Set exercise
Could you write out the records below exactly as they appear?

Records from a data source
****************************************

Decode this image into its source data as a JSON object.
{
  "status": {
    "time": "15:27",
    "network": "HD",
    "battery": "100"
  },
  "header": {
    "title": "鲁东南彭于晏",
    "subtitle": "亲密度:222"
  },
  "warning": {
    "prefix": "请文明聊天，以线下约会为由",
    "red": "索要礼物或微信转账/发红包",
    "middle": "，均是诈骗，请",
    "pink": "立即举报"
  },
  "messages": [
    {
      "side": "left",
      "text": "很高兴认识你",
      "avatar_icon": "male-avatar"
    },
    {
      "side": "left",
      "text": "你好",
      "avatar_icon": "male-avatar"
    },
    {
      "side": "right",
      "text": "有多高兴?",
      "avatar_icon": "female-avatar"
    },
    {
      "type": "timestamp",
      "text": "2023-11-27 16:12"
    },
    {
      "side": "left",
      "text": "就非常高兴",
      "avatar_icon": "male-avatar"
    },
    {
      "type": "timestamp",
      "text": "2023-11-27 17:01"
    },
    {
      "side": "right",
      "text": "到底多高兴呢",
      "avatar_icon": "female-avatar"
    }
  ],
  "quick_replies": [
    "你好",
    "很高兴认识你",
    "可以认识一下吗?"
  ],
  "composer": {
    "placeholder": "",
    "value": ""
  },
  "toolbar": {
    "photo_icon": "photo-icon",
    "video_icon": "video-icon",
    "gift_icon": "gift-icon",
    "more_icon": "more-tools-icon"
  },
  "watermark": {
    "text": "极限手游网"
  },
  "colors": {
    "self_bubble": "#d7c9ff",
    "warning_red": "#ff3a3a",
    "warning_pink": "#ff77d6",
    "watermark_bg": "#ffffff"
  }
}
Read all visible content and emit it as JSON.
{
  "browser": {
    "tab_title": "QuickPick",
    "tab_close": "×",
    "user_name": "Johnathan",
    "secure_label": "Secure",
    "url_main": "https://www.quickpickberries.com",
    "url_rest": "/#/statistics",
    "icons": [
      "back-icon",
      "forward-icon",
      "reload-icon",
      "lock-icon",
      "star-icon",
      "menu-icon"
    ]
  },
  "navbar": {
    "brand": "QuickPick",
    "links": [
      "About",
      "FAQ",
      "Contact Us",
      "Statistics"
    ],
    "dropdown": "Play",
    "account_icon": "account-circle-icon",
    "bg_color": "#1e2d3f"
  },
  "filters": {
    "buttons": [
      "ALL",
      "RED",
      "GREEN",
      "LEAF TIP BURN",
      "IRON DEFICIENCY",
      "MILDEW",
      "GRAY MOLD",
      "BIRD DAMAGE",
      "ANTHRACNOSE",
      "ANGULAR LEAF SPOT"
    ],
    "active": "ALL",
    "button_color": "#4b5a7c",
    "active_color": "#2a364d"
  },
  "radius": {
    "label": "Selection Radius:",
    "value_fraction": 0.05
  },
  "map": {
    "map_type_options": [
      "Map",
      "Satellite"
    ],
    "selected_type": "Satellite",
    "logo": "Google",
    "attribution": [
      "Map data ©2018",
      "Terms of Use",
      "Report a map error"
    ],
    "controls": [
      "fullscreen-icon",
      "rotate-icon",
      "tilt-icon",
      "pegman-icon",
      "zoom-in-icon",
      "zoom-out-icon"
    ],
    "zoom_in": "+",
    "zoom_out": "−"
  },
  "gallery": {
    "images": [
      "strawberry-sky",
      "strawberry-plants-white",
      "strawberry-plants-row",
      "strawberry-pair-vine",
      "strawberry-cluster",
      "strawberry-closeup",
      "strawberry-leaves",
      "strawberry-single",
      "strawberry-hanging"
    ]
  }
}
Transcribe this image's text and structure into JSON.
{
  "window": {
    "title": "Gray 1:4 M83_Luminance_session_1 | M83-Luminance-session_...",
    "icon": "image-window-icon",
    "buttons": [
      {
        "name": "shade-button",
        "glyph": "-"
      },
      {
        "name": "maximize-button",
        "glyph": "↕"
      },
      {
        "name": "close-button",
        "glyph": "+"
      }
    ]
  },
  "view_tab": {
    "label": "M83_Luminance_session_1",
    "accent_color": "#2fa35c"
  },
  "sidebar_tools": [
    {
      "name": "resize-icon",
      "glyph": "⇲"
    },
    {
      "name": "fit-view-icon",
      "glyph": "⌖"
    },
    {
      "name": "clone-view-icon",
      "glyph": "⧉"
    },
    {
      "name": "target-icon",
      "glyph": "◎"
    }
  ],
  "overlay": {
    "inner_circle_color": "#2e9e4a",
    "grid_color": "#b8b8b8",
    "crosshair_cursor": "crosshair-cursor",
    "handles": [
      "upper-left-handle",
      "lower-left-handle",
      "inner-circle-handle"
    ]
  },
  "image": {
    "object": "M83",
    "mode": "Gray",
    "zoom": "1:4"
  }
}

****************************************

Solution to the problem
Decode this image into its source data as a JSON object.
{
  "status": {
    "time": "15:27",
    "network": "HD",
    "battery": "100"
  },
  "header": {
    "title": "鲁东南彭于晏",
    "subtitle": "亲密度:222"
  },
  "warning": {
    "prefix": "请文明聊天，以线下约会为由",
    "red": "索要礼物或微信转账/发红包",
    "middle": "，均是诈骗，请",
    "pink": "立即举报"
  },
  "messages": [
    {
      "side": "left",
      "text": "很高兴认识你",
      "avatar_icon": "male-avatar"
    },
    {
      "side": "left",
      "text": "你好",
      "avatar_icon": "male-avatar"
    },
    {
      "side": "right",
      "text": "有多高兴?",
      "avatar_icon": "female-avatar"
    },
    {
      "type": "timestamp",
      "text": "2023-11-27 16:12"
    },
    {
      "side": "left",
      "text": "就非常高兴",
      "avatar_icon": "male-avatar"
    },
    {
      "type": "timestamp",
      "text": "2023-11-27 17:01"
    },
    {
      "side": "right",
      "text": "到底多高兴呢",
      "avatar_icon": "female-avatar"
    }
  ],
  "quick_replies": [
    "你好",
    "很高兴认识你",
    "可以认识一下吗?"
  ],
  "composer": {
    "placeholder": "",
    "value": ""
  },
  "toolbar": {
    "photo_icon": "photo-icon",
    "video_icon": "video-icon",
    "gift_icon": "gift-icon",
    "more_icon": "more-tools-icon"
  },
  "watermark": {
    "text": "极限手游网"
  },
  "colors": {
    "self_bubble": "#d7c9ff",
    "warning_red": "#ff3a3a",
    "warning_pink": "#ff77d6",
    "watermark_bg": "#ffffff"
  }
}
Read all visible content and emit it as JSON.
{
  "browser": {
    "tab_title": "QuickPick",
    "tab_close": "×",
    "user_name": "Johnathan",
    "secure_label": "Secure",
    "url_main": "https://www.quickpickberries.com",
    "url_rest": "/#/statistics",
    "icons": [
      "back-icon",
      "forward-icon",
      "reload-icon",
      "lock-icon",
      "star-icon",
      "menu-icon"
    ]
  },
  "navbar": {
    "brand": "QuickPick",
    "links": [
      "About",
      "FAQ",
      "Contact Us",
      "Statistics"
    ],
    "dropdown": "Play",
    "account_icon": "account-circle-icon",
    "bg_color": "#1e2d3f"
  },
  "filters": {
    "buttons": [
      "ALL",
      "RED",
      "GREEN",
      "LEAF TIP BURN",
      "IRON DEFICIENCY",
      "MILDEW",
      "GRAY MOLD",
      "BIRD DAMAGE",
      "ANTHRACNOSE",
      "ANGULAR LEAF SPOT"
    ],
    "active": "ALL",
    "button_color": "#4b5a7c",
    "active_color": "#2a364d"
  },
  "radius": {
    "label": "Selection Radius:",
    "value_fraction": 0.05
  },
  "map": {
    "map_type_options": [
      "Map",
      "Satellite"
    ],
    "selected_type": "Satellite",
    "logo": "Google",
    "attribution": [
      "Map data ©2018",
      "Terms of Use",
      "Report a map error"
    ],
    "controls": [
      "fullscreen-icon",
      "rotate-icon",
      "tilt-icon",
      "pegman-icon",
      "zoom-in-icon",
      "zoom-out-icon"
    ],
    "zoom_in": "+",
    "zoom_out": "−"
  },
  "gallery": {
    "images": [
      "strawberry-sky",
      "strawberry-plants-white",
      "strawberry-plants-row",
      "strawberry-pair-vine",
      "strawberry-cluster",
      "strawberry-closeup",
      "strawberry-leaves",
      "strawberry-single",
      "strawberry-hanging"
    ]
  }
}
Transcribe this image's text and structure into JSON.
{
  "window": {
    "title": "Gray 1:4 M83_Luminance_session_1 | M83-Luminance-session_...",
    "icon": "image-window-icon",
    "buttons": [
      {
        "name": "shade-button",
        "glyph": "-"
      },
      {
        "name": "maximize-button",
        "glyph": "↕"
      },
      {
        "name": "close-button",
        "glyph": "+"
      }
    ]
  },
  "view_tab": {
    "label": "M83_Luminance_session_1",
    "accent_color": "#2fa35c"
  },
  "sidebar_tools": [
    {
      "name": "resize-icon",
      "glyph": "⇲"
    },
    {
      "name": "fit-view-icon",
      "glyph": "⌖"
    },
    {
      "name": "clone-view-icon",
      "glyph": "⧉"
    },
    {
      "name": "target-icon",
      "glyph": "◎"
    }
  ],
  "overlay": {
    "inner_circle_color": "#2e9e4a",
    "grid_color": "#b8b8b8",
    "crosshair_cursor": "crosshair-cursor",
    "handles": [
      "upper-left-handle",
      "lower-left-handle",
      "inner-circle-handle"
    ]
  },
  "image": {
    "object": "M83",
    "mode": "Gray",
    "zoom": "1:4"
  }
}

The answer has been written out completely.